# Task to carry out:
Copy out lines with the word "uncertainty" from the material that follows.

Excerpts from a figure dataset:
— START —
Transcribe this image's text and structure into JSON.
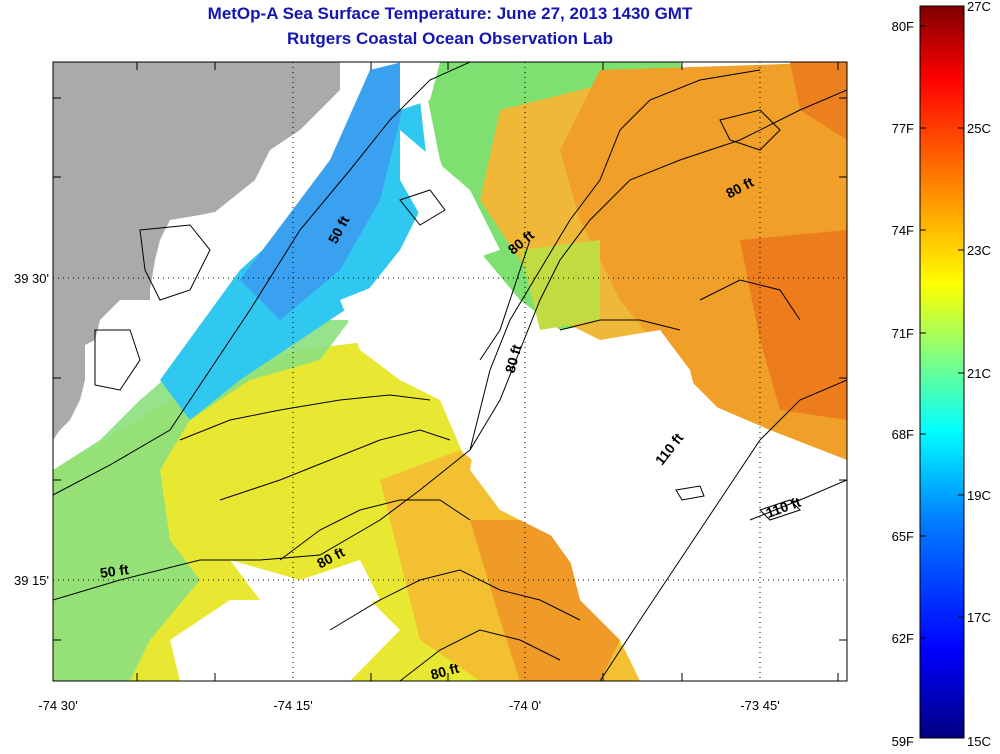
{
  "title": {
    "line1": "MetOp-A Sea Surface Temperature:  June 27, 2013 1430 GMT",
    "line2": "Rutgers Coastal Ocean Observation Lab"
  },
  "map": {
    "x_ticks": [
      "-74 30'",
      "-74 15'",
      "-74 0'",
      "-73 45'"
    ],
    "y_ticks": [
      "39 30'",
      "39 15'"
    ],
    "contour_labels": [
      "50 ft",
      "50 ft",
      "80 ft",
      "80 ft",
      "80 ft",
      "80 ft",
      "80 ft",
      "110 ft",
      "110 ft"
    ]
  },
  "colorbar": {
    "fahrenheit_labels": [
      "80F",
      "77F",
      "74F",
      "71F",
      "68F",
      "65F",
      "62F",
      "59F"
    ],
    "celsius_labels": [
      "27C",
      "25C",
      "23C",
      "21C",
      "19C",
      "17C",
      "15C"
    ],
    "colors": [
      "#000080",
      "#0000ff",
      "#0080ff",
      "#00ffff",
      "#80ff80",
      "#ffff00",
      "#ff8000",
      "#ff0000",
      "#800000"
    ]
  },
  "colors": {
    "land": "#aaaaaa",
    "title": "#1515b0",
    "ocean_cool": "#2ec8ee",
    "ocean_mid": "#e8e832",
    "ocean_warm": "#f0a028"
  }
}
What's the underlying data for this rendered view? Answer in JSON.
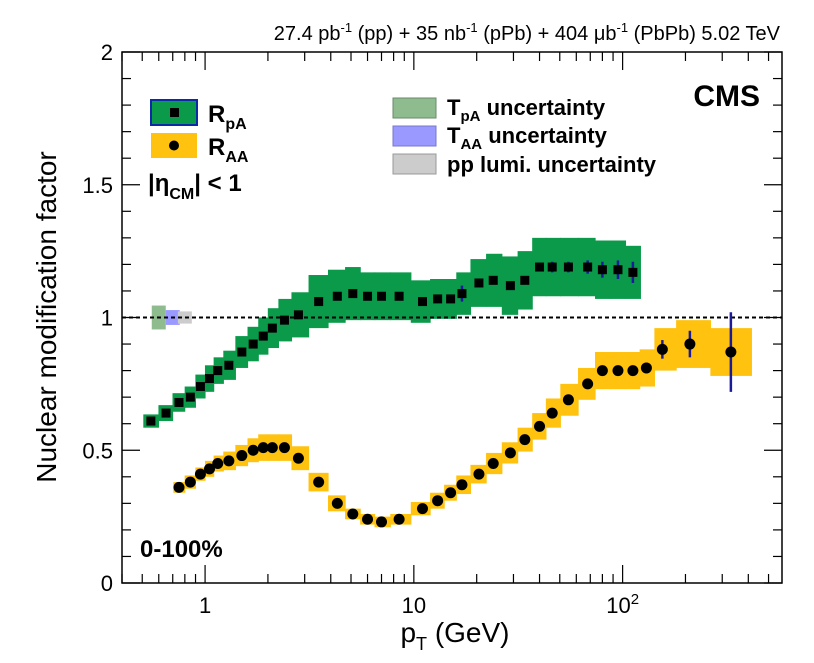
{
  "chart_data": {
    "type": "scatter",
    "header": {
      "lumi_pp": "27.4 pb",
      "lumi_pp_exp": "-1",
      "lumi_pp_tag": " (pp) + ",
      "lumi_ppb": "35 nb",
      "lumi_ppb_exp": "-1",
      "lumi_ppb_tag": " (pPb) + ",
      "lumi_pbpb": "404 μb",
      "lumi_pbpb_exp": "-1",
      "lumi_pbpb_tag": " (PbPb) 5.02 TeV"
    },
    "experiment": "CMS",
    "centrality": "0-100%",
    "xlabel": {
      "main": "p",
      "sub": "T",
      "unit": " (GeV)"
    },
    "ylabel": "Nuclear modification factor",
    "xscale": "log",
    "xlim": [
      0.4,
      580
    ],
    "ylim": [
      0,
      2
    ],
    "x_ticks": [
      {
        "value": 1,
        "label": "1"
      },
      {
        "value": 10,
        "label": "10"
      },
      {
        "value": 100,
        "label": "10",
        "exp": "2"
      }
    ],
    "y_ticks": [
      {
        "value": 0,
        "label": "0"
      },
      {
        "value": 0.5,
        "label": "0.5"
      },
      {
        "value": 1,
        "label": "1"
      },
      {
        "value": 1.5,
        "label": "1.5"
      },
      {
        "value": 2,
        "label": "2"
      }
    ],
    "reference_line": 1,
    "legend": {
      "rpa": {
        "main": "R",
        "sub": "pA"
      },
      "raa": {
        "main": "R",
        "sub": "AA"
      },
      "eta": {
        "pre": "|η",
        "sub": "CM",
        "post": "| < 1"
      },
      "tpa": {
        "main": "T",
        "sub": "pA",
        "post": " uncertainty"
      },
      "taa": {
        "main": "T",
        "sub": "AA",
        "post": " uncertainty"
      },
      "lumi": {
        "label": "pp lumi. uncertainty"
      }
    },
    "norm_boxes": [
      {
        "name": "T_pA uncertainty",
        "x": 0.6,
        "half": 0.045,
        "color": "#8fbc8f"
      },
      {
        "name": "T_AA uncertainty",
        "x": 0.7,
        "half": 0.028,
        "color": "#9999ff"
      },
      {
        "name": "pp lumi uncertainty",
        "x": 0.8,
        "half": 0.023,
        "color": "#cccccc"
      }
    ],
    "series": [
      {
        "name": "R_pA",
        "marker": "square",
        "band_color": "#0a9a4a",
        "x": [
          0.55,
          0.65,
          0.75,
          0.85,
          0.95,
          1.05,
          1.15,
          1.3,
          1.5,
          1.7,
          1.9,
          2.1,
          2.4,
          2.8,
          3.5,
          4.3,
          5.1,
          6.0,
          7.0,
          8.5,
          11.0,
          13.0,
          15.0,
          17.0,
          20.5,
          24.0,
          29.0,
          34.0,
          40.0,
          46.0,
          55.0,
          68.0,
          80.0,
          95.0,
          112.0
        ],
        "y": [
          0.61,
          0.64,
          0.68,
          0.7,
          0.74,
          0.77,
          0.8,
          0.82,
          0.87,
          0.9,
          0.93,
          0.96,
          0.99,
          1.01,
          1.06,
          1.08,
          1.09,
          1.08,
          1.08,
          1.08,
          1.06,
          1.07,
          1.07,
          1.09,
          1.13,
          1.14,
          1.12,
          1.14,
          1.19,
          1.19,
          1.19,
          1.19,
          1.18,
          1.18,
          1.17
        ],
        "syst": [
          0.025,
          0.03,
          0.035,
          0.04,
          0.045,
          0.05,
          0.05,
          0.055,
          0.06,
          0.065,
          0.07,
          0.075,
          0.08,
          0.085,
          0.1,
          0.1,
          0.1,
          0.09,
          0.09,
          0.09,
          0.08,
          0.075,
          0.075,
          0.08,
          0.09,
          0.1,
          0.11,
          0.11,
          0.11,
          0.11,
          0.11,
          0.11,
          0.11,
          0.11,
          0.1
        ],
        "stat": [
          0.005,
          0.005,
          0.005,
          0.005,
          0.005,
          0.005,
          0.005,
          0.005,
          0.005,
          0.005,
          0.005,
          0.005,
          0.005,
          0.005,
          0.005,
          0.005,
          0.005,
          0.005,
          0.005,
          0.005,
          0.01,
          0.01,
          0.015,
          0.03,
          0.015,
          0.015,
          0.015,
          0.015,
          0.015,
          0.02,
          0.02,
          0.025,
          0.03,
          0.035,
          0.04
        ]
      },
      {
        "name": "R_AA",
        "marker": "circle",
        "band_color": "#ffc20e",
        "x": [
          0.75,
          0.85,
          0.95,
          1.05,
          1.15,
          1.3,
          1.5,
          1.7,
          1.9,
          2.1,
          2.4,
          2.8,
          3.5,
          4.3,
          5.1,
          6.0,
          7.0,
          8.5,
          11.0,
          13.0,
          15.0,
          17.0,
          20.5,
          24.0,
          29.0,
          34.0,
          40.0,
          46.0,
          55.0,
          68.0,
          80.0,
          95.0,
          112.0,
          130.0,
          155.0,
          210.0,
          330.0
        ],
        "y": [
          0.36,
          0.38,
          0.41,
          0.43,
          0.45,
          0.46,
          0.48,
          0.5,
          0.51,
          0.51,
          0.51,
          0.47,
          0.38,
          0.3,
          0.26,
          0.24,
          0.23,
          0.24,
          0.28,
          0.31,
          0.34,
          0.37,
          0.41,
          0.45,
          0.49,
          0.54,
          0.59,
          0.64,
          0.69,
          0.75,
          0.8,
          0.8,
          0.8,
          0.81,
          0.88,
          0.9,
          0.87
        ],
        "syst": [
          0.02,
          0.025,
          0.025,
          0.03,
          0.03,
          0.035,
          0.04,
          0.045,
          0.05,
          0.05,
          0.05,
          0.045,
          0.035,
          0.03,
          0.02,
          0.02,
          0.02,
          0.02,
          0.025,
          0.03,
          0.03,
          0.035,
          0.035,
          0.04,
          0.04,
          0.045,
          0.05,
          0.055,
          0.06,
          0.06,
          0.07,
          0.07,
          0.07,
          0.07,
          0.08,
          0.09,
          0.09
        ],
        "stat": [
          0.005,
          0.005,
          0.005,
          0.005,
          0.005,
          0.005,
          0.005,
          0.005,
          0.005,
          0.005,
          0.005,
          0.005,
          0.005,
          0.005,
          0.005,
          0.005,
          0.005,
          0.005,
          0.005,
          0.005,
          0.005,
          0.005,
          0.005,
          0.005,
          0.005,
          0.005,
          0.005,
          0.005,
          0.005,
          0.01,
          0.01,
          0.01,
          0.015,
          0.02,
          0.035,
          0.05,
          0.15
        ]
      }
    ]
  }
}
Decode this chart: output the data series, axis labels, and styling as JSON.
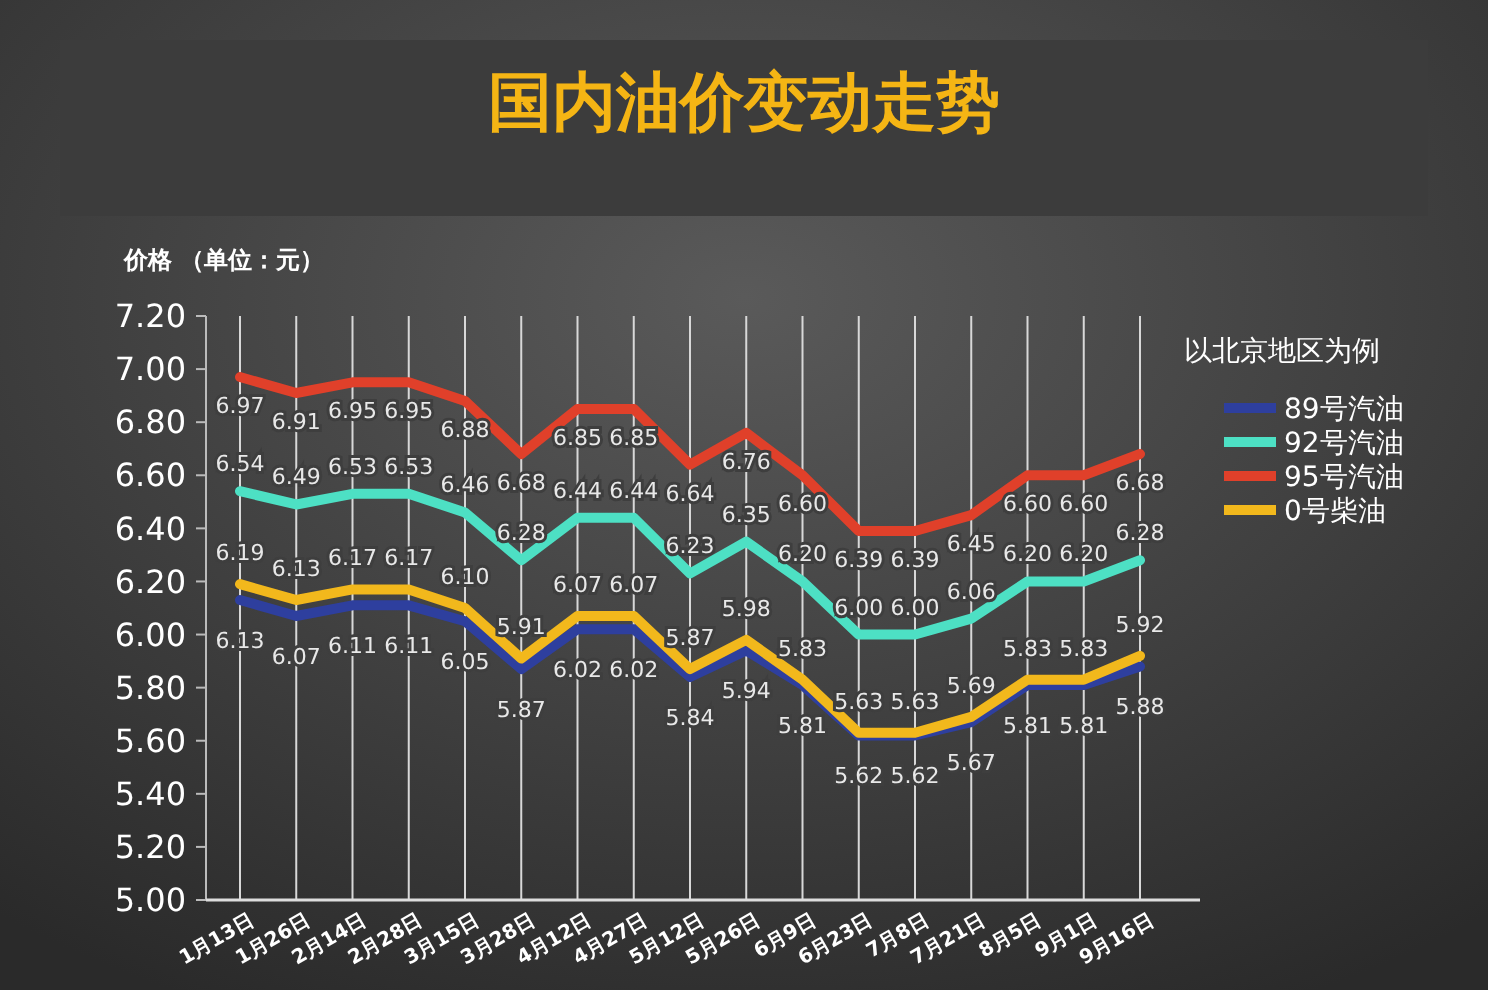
— END —
# Response to this exercise:
        "post": " uncertainty"
        "post": " uncertainty"
        "label": "pp lumi. uncertainty"
        "name": "T_pA uncertainty",
        "name": "T_AA uncertainty",
        "name": "pp lumi uncertainty",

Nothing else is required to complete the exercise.